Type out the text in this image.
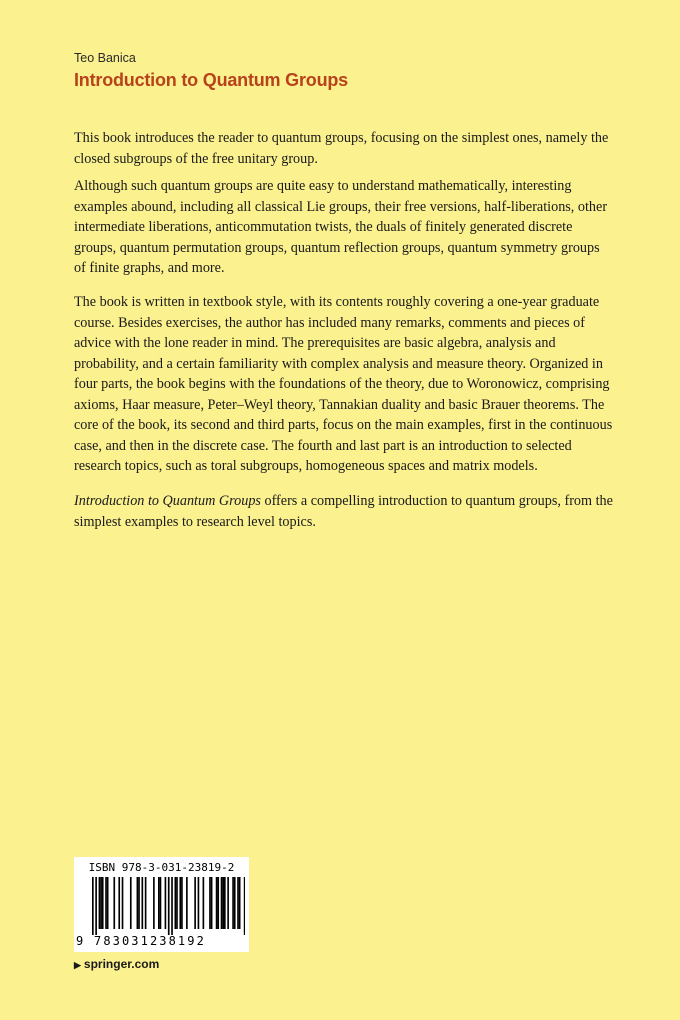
Teo Banica
Introduction to Quantum Groups

This book introduces the reader to quantum groups, focusing on the simplest ones, namely the closed subgroups of the free unitary group.

Although such quantum groups are quite easy to understand mathematically, interesting examples abound, including all classical Lie groups, their free versions, half-liberations, other intermediate liberations, anticommutation twists, the duals of finitely generated discrete groups, quantum permutation groups, quantum reflection groups, quantum symmetry groups of finite graphs, and more.

The book is written in textbook style, with its contents roughly covering a one-year graduate course. Besides exercises, the author has included many remarks, comments and pieces of advice with the lone reader in mind. The prerequisites are basic algebra, analysis and probability, and a certain familiarity with complex analysis and measure theory. Organized in four parts, the book begins with the foundations of the theory, due to Woronowicz, comprising axioms, Haar measure, Peter–Weyl theory, Tannakian duality and basic Brauer theorems. The core of the book, its second and third parts, focus on the main examples, first in the continuous case, and then in the discrete case. The fourth and last part is an introduction to selected research topics, such as toral subgroups, homogeneous spaces and matrix models.

Introduction to Quantum Groups offers a compelling introduction to quantum groups, from the simplest examples to research level topics.

ISBN 978-3-031-23819-2
9 783031238192
▶ springer.com
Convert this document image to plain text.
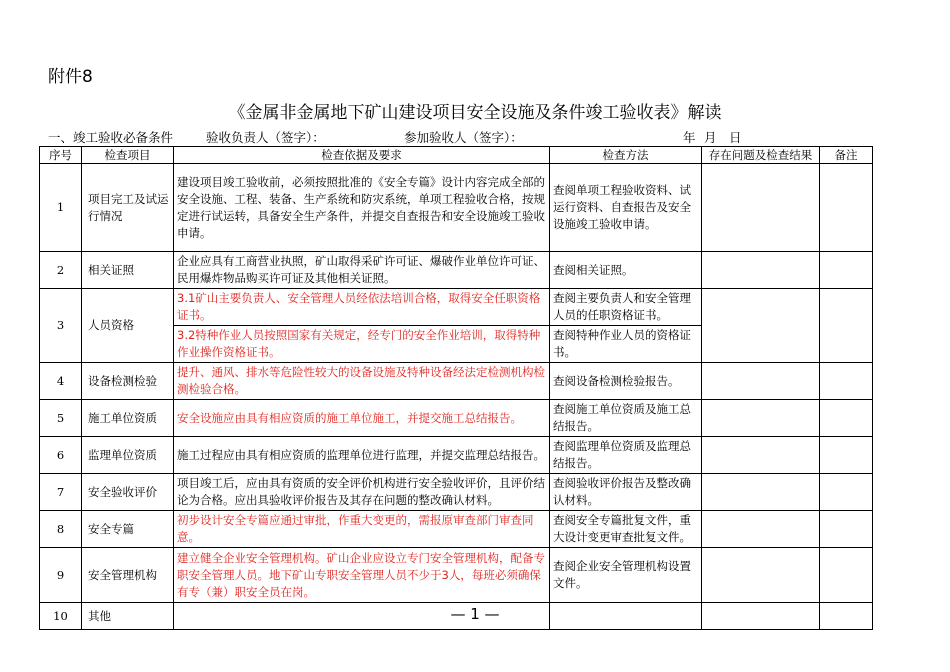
附件8
《金属非金属地下矿山建设项目安全设施及条件竣工验收表》解读
一、竣工验收必备条件	验收负责人（签字）：	参加验收人（签字）：	年 月 日
序号	检查项目	检查依据及要求	检查方法	存在问题及检查结果	备注
1	项目完工及试运行情况	建设项目竣工验收前，必须按照批准的《安全专篇》设计内容完成全部的安全设施、工程、装备、生产系统和防灾系统，单项工程验收合格，按规定进行试运转，具备安全生产条件，并提交自查报告和安全设施竣工验收申请。	查阅单项工程验收资料、试运行资料、自查报告及安全设施竣工验收申请。		
2	相关证照	企业应具有工商营业执照，矿山取得采矿许可证、爆破作业单位许可证、民用爆炸物品购买许可证及其他相关证照。	查阅相关证照。		
3	人员资格	3.1矿山主要负责人、安全管理人员经依法培训合格，取得安全任职资格证书。	查阅主要负责人和安全管理人员的任职资格证书。		
		3.2特种作业人员按照国家有关规定，经专门的安全作业培训，取得特种作业操作资格证书。	查阅特种作业人员的资格证书。		
4	设备检测检验	提升、通风、排水等危险性较大的设备设施及特种设备经法定检测机构检测检验合格。	查阅设备检测检验报告。		
5	施工单位资质	安全设施应由具有相应资质的施工单位施工，并提交施工总结报告。	查阅施工单位资质及施工总结报告。		
6	监理单位资质	施工过程应由具有相应资质的监理单位进行监理，并提交监理总结报告。	查阅监理单位资质及监理总结报告。		
7	安全验收评价	项目竣工后，应由具有资质的安全评价机构进行安全验收评价，且评价结论为合格。应出具验收评价报告及其存在问题的整改确认材料。	查阅验收评价报告及整改确认材料。		
8	安全专篇	初步设计安全专篇应通过审批，作重大变更的，需报原审查部门审查同意。	查阅安全专篇批复文件，重大设计变更审查批复文件。		
9	安全管理机构	建立健全企业安全管理机构。矿山企业应设立专门安全管理机构，配备专职安全管理人员。地下矿山专职安全管理人员不少于3人，每班必须确保有专（兼）职安全员在岗。	查阅企业安全管理机构设置文件。		
10	其他					— 1 —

■ **SET EXERCISE**:
List each line of the entries that holds the string "安全专篇".

■ **FINAL RESULT**:
1	项目完工及试运行情况	建设项目竣工验收前，必须按照批准的《安全专篇》设计内容完成全部的安全设施、工程、装备、生产系统和防灾系统，单项工程验收合格，按规定进行试运转，具备安全生产条件，并提交自查报告和安全设施竣工验收申请。	查阅单项工程验收资料、试运行资料、自查报告及安全设施竣工验收申请。		
8	安全专篇	初步设计安全专篇应通过审批，作重大变更的，需报原审查部门审查同意。	查阅安全专篇批复文件，重大设计变更审查批复文件。		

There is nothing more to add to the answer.